◆ Direction 1
Give again the part of the film review that opens with the words "These are the" and closes with "will and honesty.", changing "lyrically beautiful" to "quietly moving".
··· Excerpted passage ···
Journeying out into the industrial sector, M is given assistance and aid by the downtrodden Nieminem (Juhani Niemelä and Kaija Pakarinen) family. They tend to his wounds and feed him a bit of their soup broth, all the while wondering where this mysterious stranger with no past has come. Living out of a beat up locomotive trailer and using other people’s discarded wears as their household goods; the Nieminem’s don’t have much, yet they are more than willing to share it with this nameless stranger.

 

Soon M is helping around the home, making friends with the children and fixing up broken bits of this and that. He even manages to find work at the local Salvation Army with the aid of the kindly clerk Irma (Kati Outinen), willing to give him a chance even without a social security number. Making a deal with the local security officer, M even manages to procure a locomotive trailer of his own to call home, using his wits to make it something a bit more than livable.

 

With memories not returning, M starts the down the road into romance anyhow with the lonely Irma, the duo finding a connection that manages to bring levity and light into their gray-colored world. M even convinces the Salvation Army to let their band begin to play 50’s style rock and roll, becoming a de facto manager for the surreal group of boppers. If not a great life, it’s certainly a good one, and when the opportunity arises for M to know more about his past, will he turn his back on the life of a man he’s not sure he’ll even like?

 

These are the questions raised by Finnish writer/director Aki Kaurismäki (La Vie de Bohéme, The Match Factory Girl) in his lyrically beautiful new film The Man Without a Past. After watching it, I wasn’t too sure myself if my choices would be any different than those M makes. He has no clue as to the life he’s led, only feelings that tell him he wasn’t the type of man he necessarily wanted to be. Now, M is becoming something of a local hero, quietly living out an existence based on good will and honesty.
···
◆ Direction 2
Reproduce, word for word, the lines of the records from the one containing "legend: Viricity VTA [470,64,570,112]" through the one containing "y-axis-label: Density [14,223,25,261]", including both.
··· Data entries ···
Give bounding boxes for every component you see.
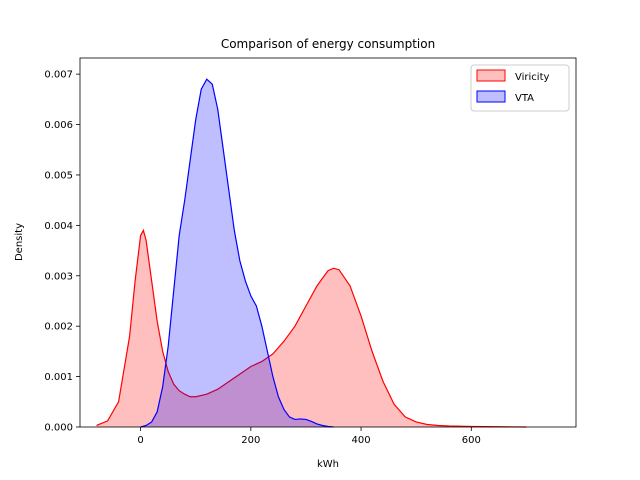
legend: Viricity VTA [470,64,570,112]
legend-swatch-viricity [476,69,506,82]
x-tick-label: 200 [241,435,260,446]
y-tick-label: 0.000 [44,423,73,434]
y-tick-label: 0.003 [44,271,73,282]
y-tick-label: 0.004 [44,221,73,232]
series-line-vta [140,78,334,428]
series-area-vta [140,79,334,428]
y-tick-label: 0.006 [44,120,73,131]
y-axis-label: Density [14,223,25,261]
y-tick-label: 0.007 [44,70,73,81]
x-axis-label: kWh [317,459,339,470]
legend-label-viricity: Viricity [515,72,549,83]
y-tick-label: 0.001 [44,372,73,383]
x-tick-label: 0 [137,435,143,446]
series-layer [96,78,527,428]
y-tick-label: 0.005 [44,170,73,181]
legend-box [470,64,570,112]
series-line-viricity [96,228,527,428]
x-tick-label: 400 [352,435,371,446]
plot-background [80,58,576,427]
plot-frame [79,57,577,428]
y-tick-label: 0.002 [44,322,73,333]
chart-title: Comparison of energy consumption [221,37,435,51]
axes-layer: 0 200 400 600 0.000 0.001 0.002 0.003 0.004 0.005… [44,57,577,446]
legend-swatch-vta [476,90,506,103]
legend-label-vta: VTA [515,93,534,104]
x-tick-label: 600 [462,435,481,446]
series-area-viricity [96,230,527,427]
···
◆ Final answer 1
These are the questions raised by Finnish writer/director Aki Kaurismäki (La Vie de Bohéme, The Match Factory Girl) in his quietly moving new film The Man Without a Past. After watching it, I wasn’t too sure myself if my choices would be any different than those M makes. He has no clue as to the life he’s led, only feelings that tell him he wasn’t the type of man he necessarily wanted to be. Now, M is becoming something of a local hero, quietly living out an existence based on good will and honesty.

◆ Final answer 2
legend: Viricity VTA [470,64,570,112]
legend-swatch-viricity [476,69,506,82]
x-tick-label: 200 [241,435,260,446]
y-tick-label: 0.000 [44,423,73,434]
y-tick-label: 0.003 [44,271,73,282]
y-tick-label: 0.004 [44,221,73,232]
series-line-vta [140,78,334,428]
series-area-vta [140,79,334,428]
y-tick-label: 0.006 [44,120,73,131]
y-axis-label: Density [14,223,25,261]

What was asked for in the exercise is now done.